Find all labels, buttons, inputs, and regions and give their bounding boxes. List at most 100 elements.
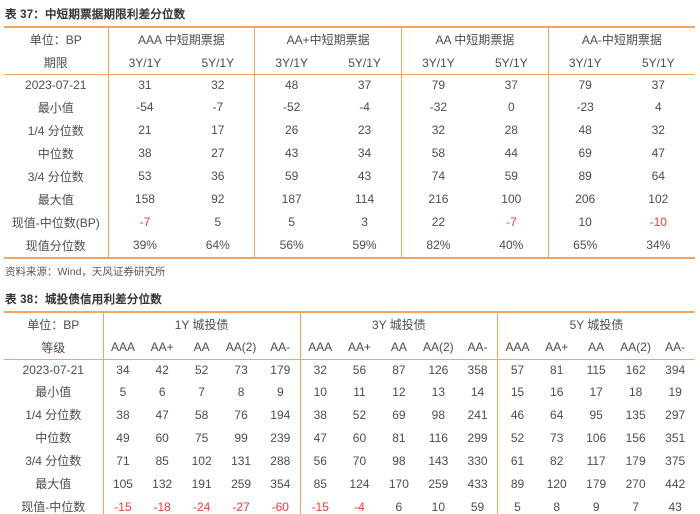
cell: 433 (467, 476, 488, 491)
cell: 56% (254, 233, 329, 258)
cell: 37 (504, 78, 518, 93)
cell: 27 (211, 146, 225, 160)
cell: 32 (211, 78, 225, 93)
subcol-header: AAA (299, 335, 340, 360)
cell: 11 (353, 384, 366, 399)
subcol-header: AA- (458, 335, 498, 360)
cell: 187 (254, 187, 329, 211)
row-label: 中位数 (35, 431, 72, 445)
cell: 34 (102, 359, 143, 380)
subcol-header: 3Y/1Y (107, 51, 182, 75)
group-header: 3Y 城投债 (299, 311, 498, 336)
cell: 4 (654, 100, 662, 114)
table-row: 中位数 38 27 43 34 58 44 69 47 (4, 141, 695, 165)
cell: 81 (550, 362, 564, 377)
cell: 106 (586, 430, 607, 445)
cell: 44 (504, 146, 518, 160)
cell: 10 (547, 210, 622, 234)
table-row: 2023-07-21 31 32 48 37 79 37 79 37 (4, 74, 695, 96)
cell: 442 (665, 476, 686, 491)
row-header-label: 期限 (4, 51, 108, 75)
cell: 75 (194, 430, 209, 445)
cell: -32 (400, 95, 475, 119)
cell: 351 (665, 430, 686, 445)
cell: 42 (155, 362, 169, 377)
cell: 34% (646, 238, 671, 252)
row-label: 最小值 (37, 100, 74, 115)
cell: 26 (254, 118, 329, 142)
cell: 37 (651, 78, 665, 93)
table-row: 现值分位数 39% 64% 56% 59% 82% 40% 65% 34% (4, 233, 695, 258)
cell: 18 (628, 384, 643, 399)
cell: 354 (270, 476, 291, 491)
row-label: 1/4 分位数 (27, 123, 84, 138)
cell: 143 (428, 453, 449, 468)
table37-section: 表 37：中短期票据期限利差分位数 单位：BP AAA 中短期票据 AA+中短期票据… (4, 4, 695, 283)
cell: 114 (354, 192, 375, 206)
cell: 87 (392, 362, 406, 377)
cell: 23 (357, 123, 372, 137)
cell: 0 (507, 100, 515, 114)
cell: 38 (299, 403, 340, 426)
cell: 59 (504, 169, 518, 183)
cell: -7 (212, 100, 224, 114)
cell: 124 (349, 476, 370, 491)
table-row: 中位数 49 60 75 99 239 47 60 81 116 299 52 73 106 156 351 (4, 426, 695, 449)
cell: -27 (232, 499, 250, 514)
cell: 74 (400, 164, 475, 188)
cell: 14 (470, 384, 485, 399)
cell: 89 (497, 472, 537, 495)
subcol-header: AAA (102, 335, 143, 360)
cell: 60 (155, 430, 169, 445)
row-label: 最小值 (35, 385, 72, 399)
subcol-header: AA- (655, 335, 695, 360)
cell: 99 (234, 430, 248, 445)
cell: 79 (547, 74, 622, 96)
cell: 132 (152, 476, 173, 491)
cell: 116 (428, 430, 448, 445)
subcol-header: 3Y/1Y (400, 51, 475, 75)
cell: 61 (497, 449, 537, 472)
cell: -23 (547, 95, 622, 119)
group-header: 5Y 城投债 (497, 311, 695, 336)
cell: 216 (400, 187, 475, 211)
cell: 39% (107, 233, 182, 258)
cell: 56 (352, 362, 367, 377)
cell: -24 (192, 499, 211, 514)
cell: -18 (153, 499, 171, 514)
group-header: AA 中短期票据 (401, 27, 549, 51)
row-header-label: 等级 (4, 335, 103, 360)
table-row: 最小值 -54 -7 -52 -4 -32 0 -23 4 (4, 95, 695, 119)
row-label: 现值-中位数 (21, 500, 86, 514)
cell: 31 (107, 74, 182, 96)
cell: 179 (625, 453, 646, 468)
table-row: 3/4 分位数 53 36 59 43 74 59 89 64 (4, 164, 695, 188)
cell: 48 (547, 118, 622, 142)
cell: 64 (550, 407, 564, 422)
cell: 34 (357, 146, 372, 160)
cell: 59% (352, 238, 377, 252)
cell: 259 (231, 476, 252, 491)
row-label: 现值-中位数(BP) (11, 215, 100, 230)
cell: 53 (107, 164, 182, 188)
cell: 12 (392, 384, 406, 399)
cell: 37 (357, 78, 372, 93)
subcol-header: AA- (260, 335, 301, 360)
cell: -15 (102, 495, 143, 514)
table-row: 最小值 5 6 7 8 9 10 11 12 13 14 15 16 17 18 19 (4, 380, 695, 403)
cell: 17 (589, 384, 603, 399)
row-label: 中位数 (37, 146, 74, 161)
cell: 85 (155, 453, 169, 468)
cell: 288 (270, 453, 291, 468)
cell: -4 (354, 499, 365, 514)
cell: 58 (194, 407, 209, 422)
cell: 32 (299, 359, 340, 380)
subcol-header: AA+ (142, 335, 182, 360)
cell: 52 (194, 362, 209, 377)
cell: 117 (586, 453, 606, 468)
cell: 56 (299, 449, 340, 472)
cell: 16 (550, 384, 564, 399)
cell: 17 (211, 123, 225, 137)
cell: 82 (550, 453, 564, 468)
cell: 43 (668, 499, 682, 514)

__Task to carry out__. Count the lines in the records that contain the string "group", and give only the number.

__Expected output__. 3